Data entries
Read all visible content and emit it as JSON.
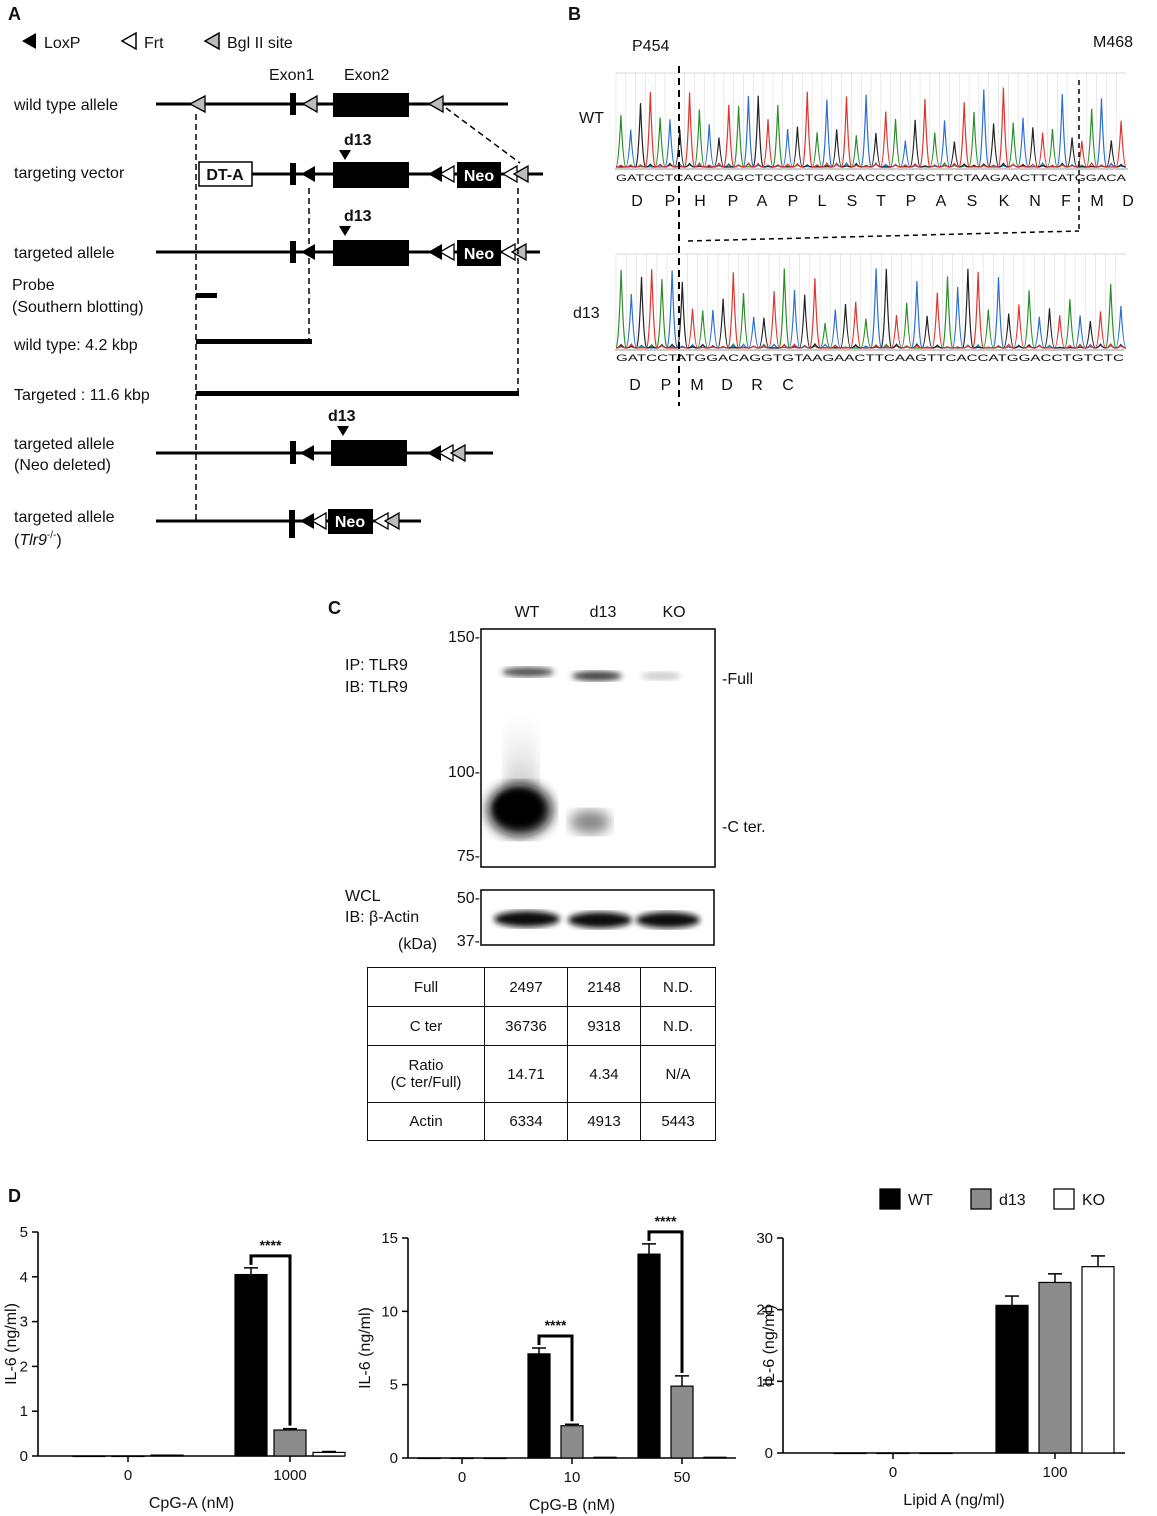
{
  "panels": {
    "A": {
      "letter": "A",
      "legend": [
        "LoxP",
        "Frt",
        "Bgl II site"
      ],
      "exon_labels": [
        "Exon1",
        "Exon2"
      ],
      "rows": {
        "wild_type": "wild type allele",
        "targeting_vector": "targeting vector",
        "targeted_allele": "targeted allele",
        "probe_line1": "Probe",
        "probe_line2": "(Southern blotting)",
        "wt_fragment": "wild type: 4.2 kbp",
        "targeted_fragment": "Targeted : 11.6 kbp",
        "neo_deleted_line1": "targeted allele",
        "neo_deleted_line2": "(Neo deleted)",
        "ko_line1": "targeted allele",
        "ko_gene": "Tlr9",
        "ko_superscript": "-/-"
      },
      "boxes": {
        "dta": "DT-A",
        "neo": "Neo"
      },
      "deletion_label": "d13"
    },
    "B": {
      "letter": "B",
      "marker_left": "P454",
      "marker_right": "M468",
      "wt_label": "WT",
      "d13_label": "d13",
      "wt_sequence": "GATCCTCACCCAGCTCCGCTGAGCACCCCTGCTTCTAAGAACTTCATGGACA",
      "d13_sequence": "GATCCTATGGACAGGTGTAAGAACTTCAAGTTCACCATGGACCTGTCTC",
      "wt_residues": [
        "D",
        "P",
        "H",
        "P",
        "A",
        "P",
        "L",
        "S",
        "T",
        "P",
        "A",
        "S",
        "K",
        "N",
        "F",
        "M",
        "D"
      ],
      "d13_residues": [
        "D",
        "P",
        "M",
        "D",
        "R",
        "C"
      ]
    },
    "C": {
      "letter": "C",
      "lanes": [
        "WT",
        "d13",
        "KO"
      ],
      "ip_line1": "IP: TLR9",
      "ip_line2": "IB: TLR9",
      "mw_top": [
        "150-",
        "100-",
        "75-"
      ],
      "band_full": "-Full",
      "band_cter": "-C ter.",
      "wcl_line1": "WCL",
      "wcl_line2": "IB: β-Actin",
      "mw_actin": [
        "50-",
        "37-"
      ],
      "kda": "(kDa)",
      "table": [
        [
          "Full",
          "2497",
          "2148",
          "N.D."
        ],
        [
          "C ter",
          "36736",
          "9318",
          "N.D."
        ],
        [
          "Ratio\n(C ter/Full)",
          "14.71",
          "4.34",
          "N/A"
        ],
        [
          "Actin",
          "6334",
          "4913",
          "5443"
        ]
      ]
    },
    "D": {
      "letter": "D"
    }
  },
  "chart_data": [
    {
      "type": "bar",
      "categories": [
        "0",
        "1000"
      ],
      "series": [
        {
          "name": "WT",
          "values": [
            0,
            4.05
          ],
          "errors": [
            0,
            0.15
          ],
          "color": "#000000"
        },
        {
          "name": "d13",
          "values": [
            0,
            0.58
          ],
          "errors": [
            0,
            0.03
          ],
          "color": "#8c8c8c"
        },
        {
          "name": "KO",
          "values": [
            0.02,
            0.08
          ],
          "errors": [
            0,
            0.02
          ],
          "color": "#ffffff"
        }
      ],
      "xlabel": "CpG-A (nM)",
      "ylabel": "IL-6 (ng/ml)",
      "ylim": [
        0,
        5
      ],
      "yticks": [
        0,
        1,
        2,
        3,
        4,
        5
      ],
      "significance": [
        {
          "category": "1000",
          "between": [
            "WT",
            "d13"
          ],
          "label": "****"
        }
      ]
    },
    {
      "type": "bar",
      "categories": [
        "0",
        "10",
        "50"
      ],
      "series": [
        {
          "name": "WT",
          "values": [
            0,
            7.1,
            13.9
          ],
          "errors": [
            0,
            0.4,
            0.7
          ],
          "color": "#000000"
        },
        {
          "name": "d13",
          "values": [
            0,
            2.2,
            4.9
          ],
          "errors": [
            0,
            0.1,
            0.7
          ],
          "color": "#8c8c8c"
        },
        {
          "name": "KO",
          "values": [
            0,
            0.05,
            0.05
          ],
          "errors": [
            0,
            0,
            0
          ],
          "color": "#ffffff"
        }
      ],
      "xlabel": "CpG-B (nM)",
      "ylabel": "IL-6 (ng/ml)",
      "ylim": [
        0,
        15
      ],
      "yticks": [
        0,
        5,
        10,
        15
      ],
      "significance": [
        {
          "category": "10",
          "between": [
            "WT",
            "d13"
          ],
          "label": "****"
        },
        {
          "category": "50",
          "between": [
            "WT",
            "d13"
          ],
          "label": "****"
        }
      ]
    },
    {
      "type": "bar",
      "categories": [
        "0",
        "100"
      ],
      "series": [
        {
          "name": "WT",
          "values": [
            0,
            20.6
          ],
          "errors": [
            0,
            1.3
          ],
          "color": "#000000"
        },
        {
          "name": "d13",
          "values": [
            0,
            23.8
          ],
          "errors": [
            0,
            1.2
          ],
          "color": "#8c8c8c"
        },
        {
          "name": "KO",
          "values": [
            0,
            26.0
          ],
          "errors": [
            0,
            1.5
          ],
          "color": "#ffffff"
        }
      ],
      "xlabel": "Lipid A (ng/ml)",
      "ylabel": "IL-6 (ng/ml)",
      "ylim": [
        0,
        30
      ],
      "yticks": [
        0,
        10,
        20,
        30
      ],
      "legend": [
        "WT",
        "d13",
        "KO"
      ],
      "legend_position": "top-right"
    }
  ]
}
---
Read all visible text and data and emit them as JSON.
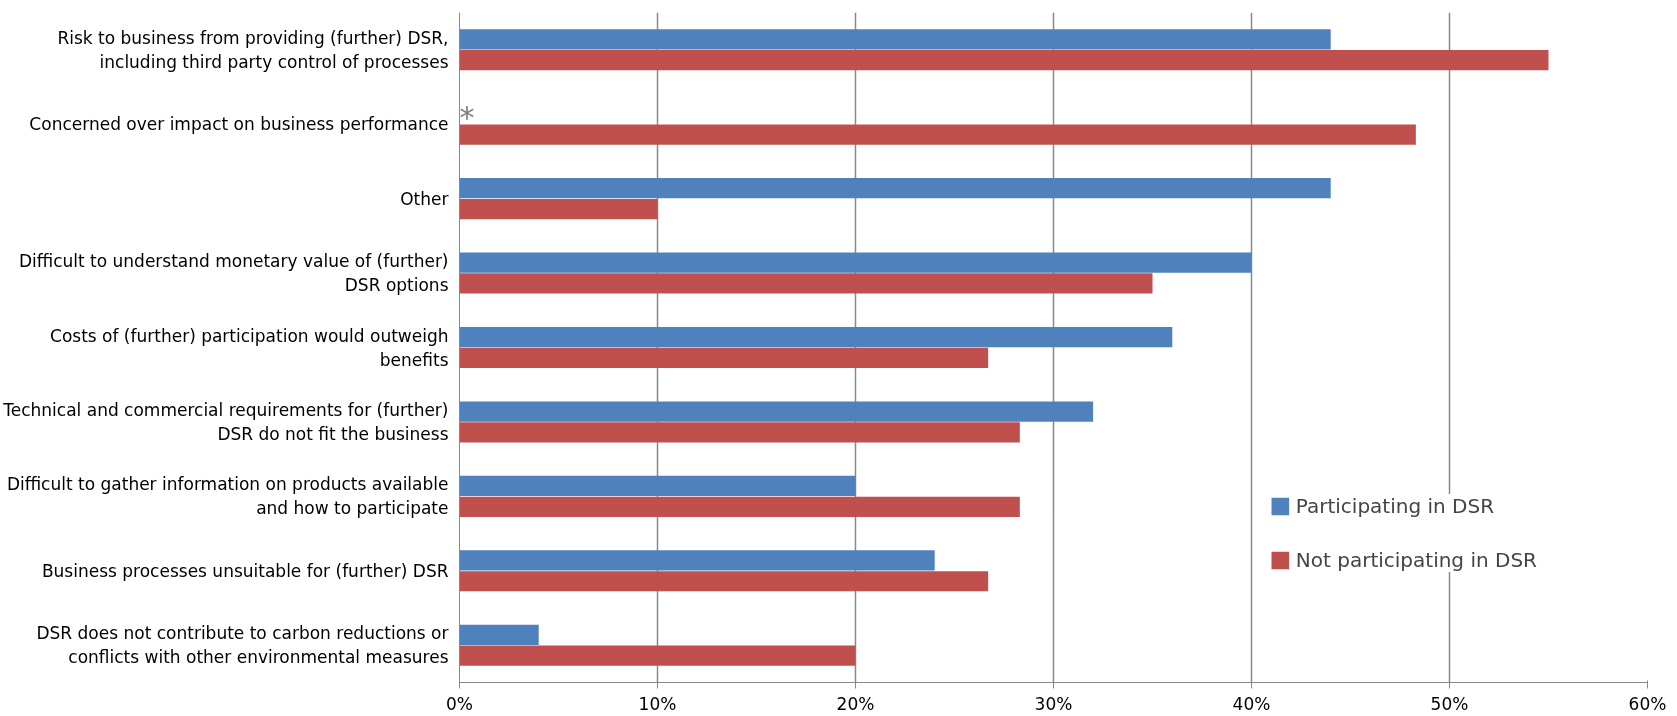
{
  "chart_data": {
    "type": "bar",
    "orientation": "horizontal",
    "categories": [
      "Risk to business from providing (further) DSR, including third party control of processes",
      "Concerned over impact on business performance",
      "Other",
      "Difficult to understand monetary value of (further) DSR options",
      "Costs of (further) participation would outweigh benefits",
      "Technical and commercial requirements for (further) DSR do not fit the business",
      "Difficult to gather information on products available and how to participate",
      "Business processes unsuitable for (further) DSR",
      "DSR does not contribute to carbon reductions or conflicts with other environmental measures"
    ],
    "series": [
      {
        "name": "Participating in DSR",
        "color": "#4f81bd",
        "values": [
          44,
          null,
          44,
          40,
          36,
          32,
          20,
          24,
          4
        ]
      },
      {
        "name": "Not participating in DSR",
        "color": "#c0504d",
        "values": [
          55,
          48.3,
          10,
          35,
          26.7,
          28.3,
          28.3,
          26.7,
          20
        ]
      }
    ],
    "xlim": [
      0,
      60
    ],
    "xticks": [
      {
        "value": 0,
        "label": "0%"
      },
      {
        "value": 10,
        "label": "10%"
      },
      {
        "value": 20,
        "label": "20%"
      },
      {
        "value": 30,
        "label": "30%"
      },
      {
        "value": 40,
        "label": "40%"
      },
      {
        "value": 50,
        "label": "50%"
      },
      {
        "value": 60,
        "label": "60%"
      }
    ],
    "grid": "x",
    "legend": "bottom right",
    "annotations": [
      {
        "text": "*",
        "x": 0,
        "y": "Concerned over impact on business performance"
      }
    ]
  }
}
---
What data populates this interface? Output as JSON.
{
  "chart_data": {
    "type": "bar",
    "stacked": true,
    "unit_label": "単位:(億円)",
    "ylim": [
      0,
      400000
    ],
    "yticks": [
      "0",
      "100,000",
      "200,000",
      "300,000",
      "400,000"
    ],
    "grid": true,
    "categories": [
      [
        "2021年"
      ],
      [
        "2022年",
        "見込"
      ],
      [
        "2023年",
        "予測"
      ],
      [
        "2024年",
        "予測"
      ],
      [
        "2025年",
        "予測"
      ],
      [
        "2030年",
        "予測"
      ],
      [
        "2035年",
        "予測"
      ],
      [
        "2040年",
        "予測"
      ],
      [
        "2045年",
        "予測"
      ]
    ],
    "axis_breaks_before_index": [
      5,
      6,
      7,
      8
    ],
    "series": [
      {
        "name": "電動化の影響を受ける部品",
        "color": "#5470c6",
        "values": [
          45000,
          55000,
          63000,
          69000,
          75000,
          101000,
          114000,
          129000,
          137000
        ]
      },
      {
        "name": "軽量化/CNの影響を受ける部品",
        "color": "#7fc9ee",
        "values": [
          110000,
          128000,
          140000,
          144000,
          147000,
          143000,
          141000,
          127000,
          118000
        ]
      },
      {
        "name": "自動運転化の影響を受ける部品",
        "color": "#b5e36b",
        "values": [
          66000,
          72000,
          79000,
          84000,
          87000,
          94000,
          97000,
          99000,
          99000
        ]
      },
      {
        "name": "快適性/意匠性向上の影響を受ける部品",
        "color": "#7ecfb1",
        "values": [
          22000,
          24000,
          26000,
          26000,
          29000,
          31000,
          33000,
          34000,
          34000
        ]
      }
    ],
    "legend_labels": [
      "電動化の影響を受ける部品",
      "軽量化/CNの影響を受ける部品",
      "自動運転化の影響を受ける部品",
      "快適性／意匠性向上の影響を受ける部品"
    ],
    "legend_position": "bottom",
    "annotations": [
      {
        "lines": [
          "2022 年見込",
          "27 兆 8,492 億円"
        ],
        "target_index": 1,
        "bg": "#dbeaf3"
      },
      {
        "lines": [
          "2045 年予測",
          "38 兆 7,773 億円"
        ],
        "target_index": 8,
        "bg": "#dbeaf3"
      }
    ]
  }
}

### WHAT THIS TASK INVOLVES
Every line that holds the string "emit" should be returned.

### RESPONSE TO THIS EXERCISE
Read all visible content and emit it as JSON.
Read all visible text and data and emit them as JSON.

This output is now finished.